» **EXERCISE INSTRUCTIONS**:
Print out each record below, unaltered and complete, without its images.

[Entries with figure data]
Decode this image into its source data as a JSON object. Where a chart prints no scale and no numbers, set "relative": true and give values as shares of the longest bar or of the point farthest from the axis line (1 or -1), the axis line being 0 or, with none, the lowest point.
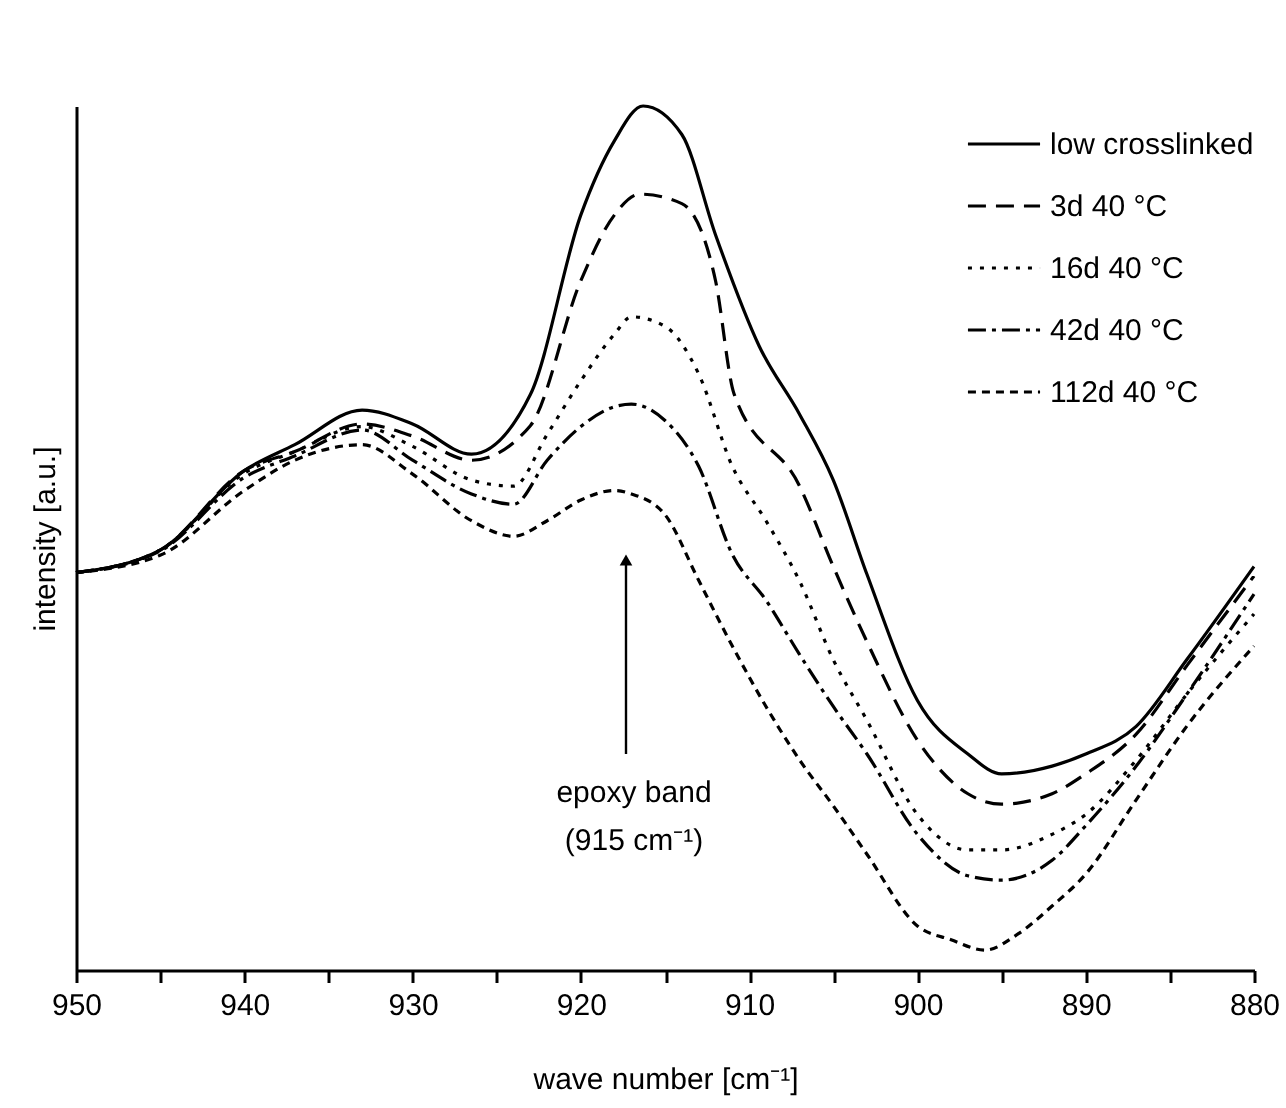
{
  "chart_data": {
    "type": "line",
    "relative": true,
    "xlabel": "wave number [cm⁻¹]",
    "ylabel": "intensity [a.u.]",
    "xlim": [
      950,
      880
    ],
    "xticks": [
      950,
      {
        "value": 945,
        "label": null
      },
      940,
      {
        "value": 935,
        "label": null
      },
      930,
      {
        "value": 925,
        "label": null
      },
      920,
      {
        "value": 915,
        "label": null
      },
      910,
      {
        "value": 905,
        "label": null
      },
      900,
      {
        "value": 895,
        "label": null
      },
      890,
      {
        "value": 885,
        "label": null
      },
      880
    ],
    "legend": "top right",
    "grid": false,
    "marker": "none",
    "annotations": [
      "epoxy band (915 cm⁻¹)"
    ],
    "series": [
      {
        "name": "low crosslinked",
        "color": "#000000",
        "line_style": "solid",
        "x": [
          950,
          945,
          940,
          937,
          933,
          930,
          926.5,
          923,
          920,
          918,
          916.3,
          914,
          912,
          909.4,
          907,
          905,
          903,
          900,
          897,
          895,
          892,
          890,
          887,
          884,
          880
        ],
        "values": [
          0.46,
          0.486,
          0.578,
          0.608,
          0.648,
          0.632,
          0.597,
          0.666,
          0.874,
          0.96,
          1.0,
          0.967,
          0.851,
          0.722,
          0.643,
          0.567,
          0.458,
          0.312,
          0.25,
          0.227,
          0.236,
          0.25,
          0.282,
          0.359,
          0.467
        ]
      },
      {
        "name": "3d 40 °C",
        "color": "#000000",
        "line_style": "dashed",
        "x": [
          950,
          945,
          940,
          937,
          933,
          930,
          926.5,
          923,
          920,
          918,
          916.5,
          914,
          912,
          910.9,
          907,
          905,
          903,
          900,
          897,
          895,
          892,
          890,
          887,
          884,
          880
        ],
        "values": [
          0.46,
          0.486,
          0.578,
          0.6,
          0.632,
          0.618,
          0.59,
          0.63,
          0.798,
          0.874,
          0.898,
          0.887,
          0.798,
          0.667,
          0.56,
          0.467,
          0.38,
          0.266,
          0.204,
          0.192,
          0.204,
          0.227,
          0.273,
          0.352,
          0.456
        ]
      },
      {
        "name": "16d 40 °C",
        "color": "#000000",
        "line_style": "dotted",
        "x": [
          950,
          945,
          940,
          937,
          933,
          930,
          926.5,
          924,
          922,
          920,
          918,
          917,
          915,
          913,
          911,
          909,
          907,
          905,
          903,
          900,
          897,
          895,
          892,
          890,
          887,
          884,
          880
        ],
        "values": [
          0.46,
          0.486,
          0.575,
          0.6,
          0.629,
          0.606,
          0.567,
          0.56,
          0.62,
          0.682,
          0.736,
          0.756,
          0.745,
          0.69,
          0.583,
          0.52,
          0.45,
          0.359,
          0.289,
          0.18,
          0.139,
          0.139,
          0.157,
          0.18,
          0.243,
          0.319,
          0.412
        ]
      },
      {
        "name": "42d 40 °C",
        "color": "#000000",
        "line_style": "dashdot",
        "x": [
          950,
          945,
          940,
          937,
          933,
          930,
          926.5,
          924,
          922,
          920,
          918,
          917,
          915,
          913,
          911,
          909,
          907,
          905,
          903,
          900,
          897,
          895,
          892,
          890,
          887,
          884,
          880
        ],
        "values": [
          0.46,
          0.485,
          0.57,
          0.595,
          0.625,
          0.59,
          0.551,
          0.539,
          0.59,
          0.629,
          0.652,
          0.655,
          0.636,
          0.583,
          0.481,
          0.428,
          0.365,
          0.305,
          0.25,
          0.157,
          0.109,
          0.104,
          0.127,
          0.167,
          0.236,
          0.319,
          0.435
        ]
      },
      {
        "name": "112d 40 °C",
        "color": "#000000",
        "line_style": "shortdash",
        "x": [
          950,
          945,
          940,
          937,
          933,
          930,
          926.5,
          924,
          922,
          920,
          918,
          917,
          915,
          913,
          911,
          909,
          907,
          905,
          903,
          900,
          898,
          896,
          894,
          892,
          890,
          887,
          884,
          880
        ],
        "values": [
          0.46,
          0.48,
          0.555,
          0.59,
          0.608,
          0.574,
          0.52,
          0.502,
          0.52,
          0.544,
          0.555,
          0.551,
          0.527,
          0.451,
          0.375,
          0.305,
          0.243,
          0.19,
          0.134,
          0.051,
          0.035,
          0.023,
          0.042,
          0.074,
          0.111,
          0.197,
          0.282,
          0.375
        ]
      }
    ]
  }
}
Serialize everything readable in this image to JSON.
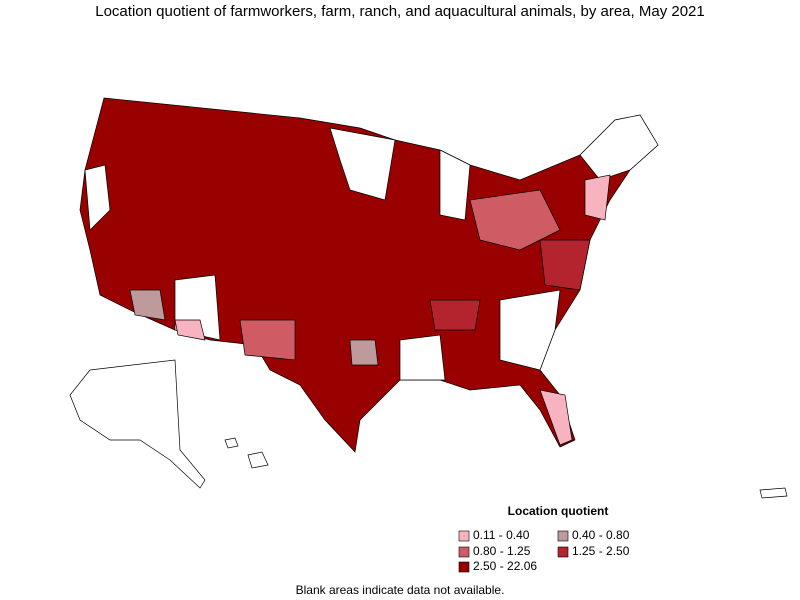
{
  "title": "Location quotient of farmworkers, farm, ranch, and aquacultural animals, by area, May 2021",
  "legend": {
    "title": "Location quotient",
    "items": [
      {
        "label": "0.11 - 0.40",
        "color": "#f7b3bf"
      },
      {
        "label": "0.40 - 0.80",
        "color": "#bf9a9c"
      },
      {
        "label": "0.80 - 1.25",
        "color": "#cf5c64"
      },
      {
        "label": "1.25 - 2.50",
        "color": "#b3242e"
      },
      {
        "label": "2.50 - 22.06",
        "color": "#990000"
      }
    ]
  },
  "footnote": "Blank areas indicate data not available."
}
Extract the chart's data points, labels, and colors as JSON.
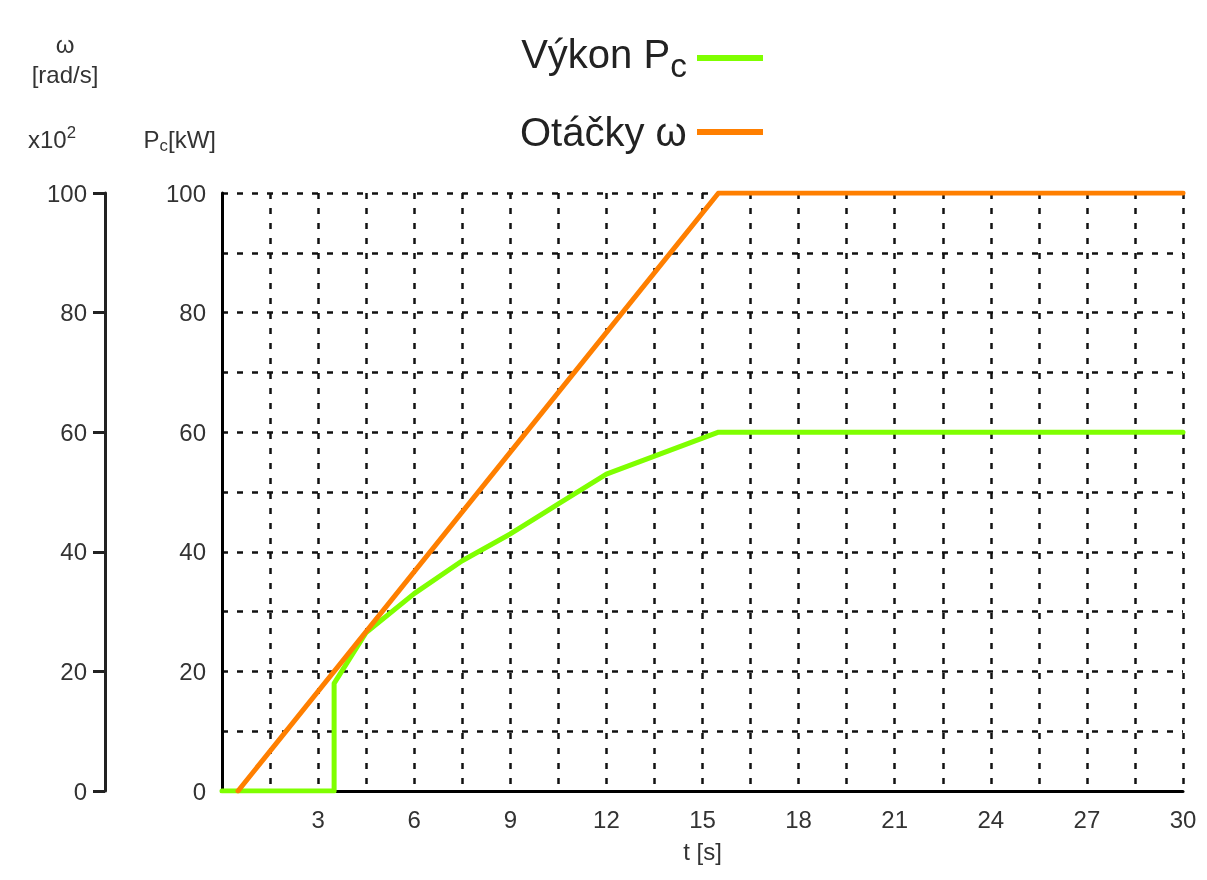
{
  "chart_data": {
    "type": "line",
    "xlabel": "t [s]",
    "ylabel": "ω\n[rad/s]",
    "y2label": "P$_{c}$[kW]",
    "annotations": [
      "x10$^{2}$"
    ],
    "series": [
      {
        "name": "Výkon P$_{c}$",
        "color": "#7fff00",
        "x": [
          0,
          3.5,
          3.5,
          4.5,
          6,
          7.5,
          9,
          10.5,
          12,
          13.5,
          15,
          15.5,
          30
        ],
        "values": [
          0,
          0,
          18,
          26.5,
          33,
          38.5,
          43,
          48,
          53,
          56,
          59,
          60,
          60
        ]
      },
      {
        "name": "Otáčky ω",
        "color": "#ff7f00",
        "x": [
          0.5,
          15.5,
          30
        ],
        "values": [
          0,
          100,
          100
        ]
      }
    ],
    "xlim": [
      0,
      30
    ],
    "xticks": [
      {
        "value": 0,
        "label": null
      },
      {
        "value": 1.5,
        "label": null
      },
      3,
      {
        "value": 4.5,
        "label": null
      },
      6,
      {
        "value": 7.5,
        "label": null
      },
      9,
      {
        "value": 10.5,
        "label": null
      },
      12,
      {
        "value": 13.5,
        "label": null
      },
      15,
      {
        "value": 16.5,
        "label": null
      },
      18,
      {
        "value": 19.5,
        "label": null
      },
      21,
      {
        "value": 22.5,
        "label": null
      },
      24,
      {
        "value": 25.5,
        "label": null
      },
      27,
      {
        "value": 28.5,
        "label": null
      },
      30
    ],
    "ylim": [
      0,
      100
    ],
    "yticks": [
      0,
      20,
      40,
      60,
      80,
      100
    ],
    "y2lim": [
      0,
      100
    ],
    "y2ticks": [
      0,
      {
        "value": 10,
        "label": null
      },
      20,
      {
        "value": 30,
        "label": null
      },
      40,
      {
        "value": 50,
        "label": null
      },
      60,
      {
        "value": 70,
        "label": null
      },
      80,
      {
        "value": 90,
        "label": null
      },
      100
    ],
    "grid": true,
    "legend": "top",
    "marker": "none",
    "line_style": "solid"
  }
}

» **RESPONSE TO THIS TASK**:
Decode this image into its source data as a JSON object. Where a chart prints no scale and no numbers, set "relative": true and give values as shares of the longest bar or of the point farthest from the axis line (1 or -1), the axis line being 0 or, with none, the lowest point.
{
  "chart_data": {
    "type": "line",
    "relative": true,
    "xlabel": "wave number [cm⁻¹]",
    "ylabel": "intensity [a.u.]",
    "xlim": [
      950,
      880
    ],
    "xticks": [
      950,
      {
        "value": 945,
        "label": null
      },
      940,
      {
        "value": 935,
        "label": null
      },
      930,
      {
        "value": 925,
        "label": null
      },
      920,
      {
        "value": 915,
        "label": null
      },
      910,
      {
        "value": 905,
        "label": null
      },
      900,
      {
        "value": 895,
        "label": null
      },
      890,
      {
        "value": 885,
        "label": null
      },
      880
    ],
    "legend": "top right",
    "grid": false,
    "marker": "none",
    "annotations": [
      "epoxy band (915 cm⁻¹)"
    ],
    "series": [
      {
        "name": "low crosslinked",
        "color": "#000000",
        "line_style": "solid",
        "x": [
          950,
          945,
          940,
          937,
          933,
          930,
          926.5,
          923,
          920,
          918,
          916.3,
          914,
          912,
          909.4,
          907,
          905,
          903,
          900,
          897,
          895,
          892,
          890,
          887,
          884,
          880
        ],
        "values": [
          0.46,
          0.486,
          0.578,
          0.608,
          0.648,
          0.632,
          0.597,
          0.666,
          0.874,
          0.96,
          1.0,
          0.967,
          0.851,
          0.722,
          0.643,
          0.567,
          0.458,
          0.312,
          0.25,
          0.227,
          0.236,
          0.25,
          0.282,
          0.359,
          0.467
        ]
      },
      {
        "name": "3d 40 °C",
        "color": "#000000",
        "line_style": "dashed",
        "x": [
          950,
          945,
          940,
          937,
          933,
          930,
          926.5,
          923,
          920,
          918,
          916.5,
          914,
          912,
          910.9,
          907,
          905,
          903,
          900,
          897,
          895,
          892,
          890,
          887,
          884,
          880
        ],
        "values": [
          0.46,
          0.486,
          0.578,
          0.6,
          0.632,
          0.618,
          0.59,
          0.63,
          0.798,
          0.874,
          0.898,
          0.887,
          0.798,
          0.667,
          0.56,
          0.467,
          0.38,
          0.266,
          0.204,
          0.192,
          0.204,
          0.227,
          0.273,
          0.352,
          0.456
        ]
      },
      {
        "name": "16d 40 °C",
        "color": "#000000",
        "line_style": "dotted",
        "x": [
          950,
          945,
          940,
          937,
          933,
          930,
          926.5,
          924,
          922,
          920,
          918,
          917,
          915,
          913,
          911,
          909,
          907,
          905,
          903,
          900,
          897,
          895,
          892,
          890,
          887,
          884,
          880
        ],
        "values": [
          0.46,
          0.486,
          0.575,
          0.6,
          0.629,
          0.606,
          0.567,
          0.56,
          0.62,
          0.682,
          0.736,
          0.756,
          0.745,
          0.69,
          0.583,
          0.52,
          0.45,
          0.359,
          0.289,
          0.18,
          0.139,
          0.139,
          0.157,
          0.18,
          0.243,
          0.319,
          0.412
        ]
      },
      {
        "name": "42d 40 °C",
        "color": "#000000",
        "line_style": "dashdot",
        "x": [
          950,
          945,
          940,
          937,
          933,
          930,
          926.5,
          924,
          922,
          920,
          918,
          917,
          915,
          913,
          911,
          909,
          907,
          905,
          903,
          900,
          897,
          895,
          892,
          890,
          887,
          884,
          880
        ],
        "values": [
          0.46,
          0.485,
          0.57,
          0.595,
          0.625,
          0.59,
          0.551,
          0.539,
          0.59,
          0.629,
          0.652,
          0.655,
          0.636,
          0.583,
          0.481,
          0.428,
          0.365,
          0.305,
          0.25,
          0.157,
          0.109,
          0.104,
          0.127,
          0.167,
          0.236,
          0.319,
          0.435
        ]
      },
      {
        "name": "112d 40 °C",
        "color": "#000000",
        "line_style": "shortdash",
        "x": [
          950,
          945,
          940,
          937,
          933,
          930,
          926.5,
          924,
          922,
          920,
          918,
          917,
          915,
          913,
          911,
          909,
          907,
          905,
          903,
          900,
          898,
          896,
          894,
          892,
          890,
          887,
          884,
          880
        ],
        "values": [
          0.46,
          0.48,
          0.555,
          0.59,
          0.608,
          0.574,
          0.52,
          0.502,
          0.52,
          0.544,
          0.555,
          0.551,
          0.527,
          0.451,
          0.375,
          0.305,
          0.243,
          0.19,
          0.134,
          0.051,
          0.035,
          0.023,
          0.042,
          0.074,
          0.111,
          0.197,
          0.282,
          0.375
        ]
      }
    ]
  }
}
Serialize everything readable in this image to JSON.
{
  "title": "Location quotient of farmworkers, farm, ranch, and aquacultural animals, by area, May 2021",
  "legend": {
    "title": "Location quotient",
    "items": [
      {
        "label": "0.11 - 0.40",
        "color": "#f7b3bf"
      },
      {
        "label": "0.40 - 0.80",
        "color": "#bf9a9c"
      },
      {
        "label": "0.80 - 1.25",
        "color": "#cf5c64"
      },
      {
        "label": "1.25 - 2.50",
        "color": "#b3242e"
      },
      {
        "label": "2.50 - 22.06",
        "color": "#990000"
      }
    ]
  },
  "footnote": "Blank areas indicate data not available."
}
Extract the chart's data points, labels, and colors as JSON.
{
  "chart_data": {
    "type": "line",
    "xlabel": "t [s]",
    "ylabel": "ω\n[rad/s]",
    "y2label": "P$_{c}$[kW]",
    "annotations": [
      "x10$^{2}$"
    ],
    "series": [
      {
        "name": "Výkon P$_{c}$",
        "color": "#7fff00",
        "x": [
          0,
          3.5,
          3.5,
          4.5,
          6,
          7.5,
          9,
          10.5,
          12,
          13.5,
          15,
          15.5,
          30
        ],
        "values": [
          0,
          0,
          18,
          26.5,
          33,
          38.5,
          43,
          48,
          53,
          56,
          59,
          60,
          60
        ]
      },
      {
        "name": "Otáčky ω",
        "color": "#ff7f00",
        "x": [
          0.5,
          15.5,
          30
        ],
        "values": [
          0,
          100,
          100
        ]
      }
    ],
    "xlim": [
      0,
      30
    ],
    "xticks": [
      {
        "value": 0,
        "label": null
      },
      {
        "value": 1.5,
        "label": null
      },
      3,
      {
        "value": 4.5,
        "label": null
      },
      6,
      {
        "value": 7.5,
        "label": null
      },
      9,
      {
        "value": 10.5,
        "label": null
      },
      12,
      {
        "value": 13.5,
        "label": null
      },
      15,
      {
        "value": 16.5,
        "label": null
      },
      18,
      {
        "value": 19.5,
        "label": null
      },
      21,
      {
        "value": 22.5,
        "label": null
      },
      24,
      {
        "value": 25.5,
        "label": null
      },
      27,
      {
        "value": 28.5,
        "label": null
      },
      30
    ],
    "ylim": [
      0,
      100
    ],
    "yticks": [
      0,
      20,
      40,
      60,
      80,
      100
    ],
    "y2lim": [
      0,
      100
    ],
    "y2ticks": [
      0,
      {
        "value": 10,
        "label": null
      },
      20,
      {
        "value": 30,
        "label": null
      },
      40,
      {
        "value": 50,
        "label": null
      },
      60,
      {
        "value": 70,
        "label": null
      },
      80,
      {
        "value": 90,
        "label": null
      },
      100
    ],
    "grid": true,
    "legend": "top",
    "marker": "none",
    "line_style": "solid"
  }
}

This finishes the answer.